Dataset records
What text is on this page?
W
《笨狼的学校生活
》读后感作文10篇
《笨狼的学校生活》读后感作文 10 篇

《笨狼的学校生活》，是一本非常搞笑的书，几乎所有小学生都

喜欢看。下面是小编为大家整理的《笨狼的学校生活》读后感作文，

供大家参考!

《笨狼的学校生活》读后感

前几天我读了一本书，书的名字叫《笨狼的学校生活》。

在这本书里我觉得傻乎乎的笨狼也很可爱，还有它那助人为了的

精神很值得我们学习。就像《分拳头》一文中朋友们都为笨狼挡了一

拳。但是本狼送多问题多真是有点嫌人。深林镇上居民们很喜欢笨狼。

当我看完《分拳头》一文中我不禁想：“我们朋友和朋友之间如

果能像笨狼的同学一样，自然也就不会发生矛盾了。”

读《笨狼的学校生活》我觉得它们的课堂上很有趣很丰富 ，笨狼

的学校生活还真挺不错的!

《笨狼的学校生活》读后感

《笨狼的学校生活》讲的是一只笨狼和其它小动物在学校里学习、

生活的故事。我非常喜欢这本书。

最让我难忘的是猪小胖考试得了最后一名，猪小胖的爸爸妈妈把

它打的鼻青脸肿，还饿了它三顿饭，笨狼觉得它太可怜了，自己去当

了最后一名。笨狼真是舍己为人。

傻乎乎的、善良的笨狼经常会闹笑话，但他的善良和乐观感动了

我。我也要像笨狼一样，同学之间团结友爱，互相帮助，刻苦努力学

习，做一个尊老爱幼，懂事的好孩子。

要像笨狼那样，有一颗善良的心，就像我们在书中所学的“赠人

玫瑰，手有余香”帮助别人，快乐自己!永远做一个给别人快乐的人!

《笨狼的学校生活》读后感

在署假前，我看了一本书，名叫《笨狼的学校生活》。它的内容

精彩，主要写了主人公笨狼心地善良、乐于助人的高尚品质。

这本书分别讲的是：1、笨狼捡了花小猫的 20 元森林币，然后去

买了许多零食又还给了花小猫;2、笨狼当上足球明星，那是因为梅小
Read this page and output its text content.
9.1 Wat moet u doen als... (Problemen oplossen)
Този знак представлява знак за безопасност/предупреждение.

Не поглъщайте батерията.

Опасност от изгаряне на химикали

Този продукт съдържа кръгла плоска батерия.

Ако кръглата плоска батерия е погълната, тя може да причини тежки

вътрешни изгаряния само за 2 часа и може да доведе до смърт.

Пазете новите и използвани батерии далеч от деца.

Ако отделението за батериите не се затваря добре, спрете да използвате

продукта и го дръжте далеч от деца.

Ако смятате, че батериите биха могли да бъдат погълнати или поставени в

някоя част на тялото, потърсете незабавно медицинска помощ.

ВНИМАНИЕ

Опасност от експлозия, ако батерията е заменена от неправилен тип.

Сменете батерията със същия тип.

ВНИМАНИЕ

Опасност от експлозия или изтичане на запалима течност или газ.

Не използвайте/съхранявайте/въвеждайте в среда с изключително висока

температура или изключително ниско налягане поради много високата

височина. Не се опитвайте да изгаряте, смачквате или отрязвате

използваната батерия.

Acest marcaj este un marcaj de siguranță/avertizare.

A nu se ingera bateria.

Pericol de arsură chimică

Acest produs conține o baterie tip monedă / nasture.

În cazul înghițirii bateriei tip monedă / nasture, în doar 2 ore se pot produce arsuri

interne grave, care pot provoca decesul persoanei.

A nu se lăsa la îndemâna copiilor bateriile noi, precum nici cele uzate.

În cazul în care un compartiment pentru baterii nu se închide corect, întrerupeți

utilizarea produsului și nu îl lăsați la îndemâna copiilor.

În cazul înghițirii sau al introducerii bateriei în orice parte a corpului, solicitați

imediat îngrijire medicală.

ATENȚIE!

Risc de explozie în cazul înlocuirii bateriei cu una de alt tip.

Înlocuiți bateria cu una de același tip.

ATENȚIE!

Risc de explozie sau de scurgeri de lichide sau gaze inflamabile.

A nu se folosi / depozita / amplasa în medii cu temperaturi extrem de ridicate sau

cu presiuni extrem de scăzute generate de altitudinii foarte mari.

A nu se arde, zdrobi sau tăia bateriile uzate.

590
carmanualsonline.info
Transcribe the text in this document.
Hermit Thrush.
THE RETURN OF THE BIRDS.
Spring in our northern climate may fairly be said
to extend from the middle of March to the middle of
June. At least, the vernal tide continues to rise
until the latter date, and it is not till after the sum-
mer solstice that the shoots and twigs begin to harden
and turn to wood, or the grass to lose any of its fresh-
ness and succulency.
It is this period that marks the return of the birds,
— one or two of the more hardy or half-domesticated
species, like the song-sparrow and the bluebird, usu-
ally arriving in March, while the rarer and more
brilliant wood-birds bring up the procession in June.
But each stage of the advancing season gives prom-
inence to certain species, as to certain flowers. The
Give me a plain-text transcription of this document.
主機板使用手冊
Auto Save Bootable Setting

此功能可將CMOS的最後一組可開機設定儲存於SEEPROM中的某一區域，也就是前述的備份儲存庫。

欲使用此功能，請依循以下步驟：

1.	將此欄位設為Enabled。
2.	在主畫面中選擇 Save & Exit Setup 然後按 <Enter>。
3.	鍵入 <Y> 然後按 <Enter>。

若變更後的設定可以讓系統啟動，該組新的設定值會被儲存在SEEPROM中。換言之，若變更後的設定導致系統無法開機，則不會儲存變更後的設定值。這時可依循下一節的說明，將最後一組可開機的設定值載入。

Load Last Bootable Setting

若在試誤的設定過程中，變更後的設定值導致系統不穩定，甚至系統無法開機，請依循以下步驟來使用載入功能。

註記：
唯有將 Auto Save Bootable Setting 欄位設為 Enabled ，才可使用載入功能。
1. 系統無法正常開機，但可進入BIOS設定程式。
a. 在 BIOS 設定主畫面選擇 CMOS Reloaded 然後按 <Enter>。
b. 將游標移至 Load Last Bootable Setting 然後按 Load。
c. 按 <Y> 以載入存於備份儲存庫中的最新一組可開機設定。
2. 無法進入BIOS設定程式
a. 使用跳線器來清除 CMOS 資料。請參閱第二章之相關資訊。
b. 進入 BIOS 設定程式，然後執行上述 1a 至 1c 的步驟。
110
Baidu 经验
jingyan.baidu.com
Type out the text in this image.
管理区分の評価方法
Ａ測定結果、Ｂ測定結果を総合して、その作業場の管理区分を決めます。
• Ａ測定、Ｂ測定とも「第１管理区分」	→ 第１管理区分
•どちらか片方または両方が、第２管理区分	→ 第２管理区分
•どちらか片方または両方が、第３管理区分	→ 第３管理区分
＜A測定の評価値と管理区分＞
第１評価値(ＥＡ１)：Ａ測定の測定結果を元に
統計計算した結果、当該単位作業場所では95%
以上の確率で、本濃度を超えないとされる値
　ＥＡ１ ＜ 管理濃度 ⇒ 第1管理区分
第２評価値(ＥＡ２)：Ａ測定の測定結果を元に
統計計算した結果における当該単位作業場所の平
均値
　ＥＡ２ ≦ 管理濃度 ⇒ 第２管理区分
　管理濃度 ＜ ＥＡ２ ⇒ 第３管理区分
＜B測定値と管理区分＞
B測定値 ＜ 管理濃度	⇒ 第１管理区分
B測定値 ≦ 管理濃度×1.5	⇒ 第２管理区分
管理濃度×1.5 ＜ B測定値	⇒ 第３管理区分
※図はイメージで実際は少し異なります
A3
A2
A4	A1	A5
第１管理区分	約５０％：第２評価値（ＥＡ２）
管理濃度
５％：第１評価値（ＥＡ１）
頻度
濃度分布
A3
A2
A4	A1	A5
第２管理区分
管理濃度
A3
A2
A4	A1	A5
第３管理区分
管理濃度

Exercise: Determine the number of lines where the string "Auto" occurs, and give that number only.

Answer below: 2